**Objective:** Work through the following lines and count those that hold the word "very". Reply with that number only.

**Records:**
------------------------------------------------------------------------
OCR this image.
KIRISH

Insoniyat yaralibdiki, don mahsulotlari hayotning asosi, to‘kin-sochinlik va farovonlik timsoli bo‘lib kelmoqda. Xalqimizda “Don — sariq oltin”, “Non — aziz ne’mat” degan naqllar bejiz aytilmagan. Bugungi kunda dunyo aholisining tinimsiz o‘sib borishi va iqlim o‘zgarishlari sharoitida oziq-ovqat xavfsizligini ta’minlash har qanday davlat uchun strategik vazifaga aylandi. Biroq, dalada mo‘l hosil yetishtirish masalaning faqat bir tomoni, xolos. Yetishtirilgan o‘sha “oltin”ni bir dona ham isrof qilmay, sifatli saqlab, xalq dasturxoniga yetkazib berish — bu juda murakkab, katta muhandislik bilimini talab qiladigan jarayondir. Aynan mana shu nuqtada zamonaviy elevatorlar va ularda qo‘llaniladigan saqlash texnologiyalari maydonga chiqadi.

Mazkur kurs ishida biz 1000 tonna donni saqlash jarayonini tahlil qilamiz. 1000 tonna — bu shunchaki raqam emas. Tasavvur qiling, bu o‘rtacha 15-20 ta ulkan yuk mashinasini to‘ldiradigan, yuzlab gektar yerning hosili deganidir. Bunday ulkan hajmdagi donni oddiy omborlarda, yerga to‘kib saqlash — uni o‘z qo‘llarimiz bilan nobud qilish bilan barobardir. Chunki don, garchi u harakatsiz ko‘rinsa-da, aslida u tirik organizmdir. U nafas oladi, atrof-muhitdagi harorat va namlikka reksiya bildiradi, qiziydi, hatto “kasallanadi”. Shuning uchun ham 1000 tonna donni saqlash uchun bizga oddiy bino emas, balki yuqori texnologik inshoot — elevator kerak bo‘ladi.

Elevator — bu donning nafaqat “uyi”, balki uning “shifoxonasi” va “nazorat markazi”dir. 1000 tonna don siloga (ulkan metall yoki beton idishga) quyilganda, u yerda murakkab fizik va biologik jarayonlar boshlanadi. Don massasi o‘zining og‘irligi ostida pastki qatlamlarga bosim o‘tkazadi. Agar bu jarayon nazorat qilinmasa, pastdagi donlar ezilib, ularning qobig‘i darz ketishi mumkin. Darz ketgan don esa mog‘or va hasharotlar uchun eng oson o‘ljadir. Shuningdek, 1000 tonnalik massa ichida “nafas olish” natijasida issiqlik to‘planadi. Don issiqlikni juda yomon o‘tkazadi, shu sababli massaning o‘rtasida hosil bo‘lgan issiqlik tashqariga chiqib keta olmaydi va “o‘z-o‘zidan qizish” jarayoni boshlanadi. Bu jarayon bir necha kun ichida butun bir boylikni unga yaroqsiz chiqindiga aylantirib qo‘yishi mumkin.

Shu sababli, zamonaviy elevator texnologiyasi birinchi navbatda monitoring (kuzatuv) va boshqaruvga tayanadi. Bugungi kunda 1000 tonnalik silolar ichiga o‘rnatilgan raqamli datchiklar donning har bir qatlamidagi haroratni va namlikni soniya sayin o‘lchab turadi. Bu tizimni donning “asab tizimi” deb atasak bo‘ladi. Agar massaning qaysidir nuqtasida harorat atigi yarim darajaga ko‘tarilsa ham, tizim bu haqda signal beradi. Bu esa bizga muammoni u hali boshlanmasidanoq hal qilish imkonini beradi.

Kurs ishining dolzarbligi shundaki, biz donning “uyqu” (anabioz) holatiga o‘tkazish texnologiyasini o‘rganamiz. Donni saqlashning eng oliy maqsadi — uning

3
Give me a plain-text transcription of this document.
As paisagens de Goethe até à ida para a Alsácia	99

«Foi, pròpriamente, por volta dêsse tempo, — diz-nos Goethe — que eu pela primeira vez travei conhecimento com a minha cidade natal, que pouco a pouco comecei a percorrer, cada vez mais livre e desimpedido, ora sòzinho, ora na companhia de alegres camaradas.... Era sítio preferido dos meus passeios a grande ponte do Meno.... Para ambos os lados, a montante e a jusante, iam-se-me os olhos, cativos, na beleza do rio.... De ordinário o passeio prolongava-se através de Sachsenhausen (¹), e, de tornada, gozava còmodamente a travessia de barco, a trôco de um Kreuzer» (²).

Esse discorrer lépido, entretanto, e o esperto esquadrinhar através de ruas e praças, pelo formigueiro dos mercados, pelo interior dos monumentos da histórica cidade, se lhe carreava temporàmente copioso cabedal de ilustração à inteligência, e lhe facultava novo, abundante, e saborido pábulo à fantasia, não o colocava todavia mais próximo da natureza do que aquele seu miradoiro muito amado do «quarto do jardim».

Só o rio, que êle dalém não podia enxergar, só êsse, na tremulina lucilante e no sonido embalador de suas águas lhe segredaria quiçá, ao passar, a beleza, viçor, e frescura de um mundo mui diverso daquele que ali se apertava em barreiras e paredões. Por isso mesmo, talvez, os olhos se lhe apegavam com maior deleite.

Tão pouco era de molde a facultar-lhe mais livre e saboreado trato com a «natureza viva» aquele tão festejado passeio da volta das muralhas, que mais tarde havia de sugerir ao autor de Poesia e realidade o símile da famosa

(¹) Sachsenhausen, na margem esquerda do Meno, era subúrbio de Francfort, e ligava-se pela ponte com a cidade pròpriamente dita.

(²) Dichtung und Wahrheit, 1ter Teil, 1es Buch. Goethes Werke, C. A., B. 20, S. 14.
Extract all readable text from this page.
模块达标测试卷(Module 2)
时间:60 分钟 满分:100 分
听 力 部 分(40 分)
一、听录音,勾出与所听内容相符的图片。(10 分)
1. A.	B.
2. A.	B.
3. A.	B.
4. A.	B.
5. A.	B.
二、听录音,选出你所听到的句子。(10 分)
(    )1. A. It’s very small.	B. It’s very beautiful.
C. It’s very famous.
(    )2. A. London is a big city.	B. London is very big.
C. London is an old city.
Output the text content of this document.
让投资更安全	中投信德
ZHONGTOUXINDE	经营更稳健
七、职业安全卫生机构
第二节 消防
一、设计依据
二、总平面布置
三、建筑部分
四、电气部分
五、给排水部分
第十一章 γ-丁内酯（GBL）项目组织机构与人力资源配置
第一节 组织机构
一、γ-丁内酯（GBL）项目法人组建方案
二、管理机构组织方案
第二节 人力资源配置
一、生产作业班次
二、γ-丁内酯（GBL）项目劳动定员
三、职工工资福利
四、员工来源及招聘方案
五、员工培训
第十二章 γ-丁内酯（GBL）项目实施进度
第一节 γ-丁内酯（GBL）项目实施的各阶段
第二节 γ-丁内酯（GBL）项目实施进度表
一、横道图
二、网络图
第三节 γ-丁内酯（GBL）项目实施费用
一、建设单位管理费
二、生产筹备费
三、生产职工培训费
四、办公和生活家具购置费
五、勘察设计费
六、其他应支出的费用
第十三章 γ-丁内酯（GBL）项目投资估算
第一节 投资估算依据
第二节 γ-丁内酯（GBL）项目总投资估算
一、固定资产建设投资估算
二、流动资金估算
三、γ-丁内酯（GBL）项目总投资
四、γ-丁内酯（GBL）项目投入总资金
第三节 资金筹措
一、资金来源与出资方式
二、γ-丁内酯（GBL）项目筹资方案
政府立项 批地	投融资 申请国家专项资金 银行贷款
------------------------------------------------------------------------
**Full solution:** 3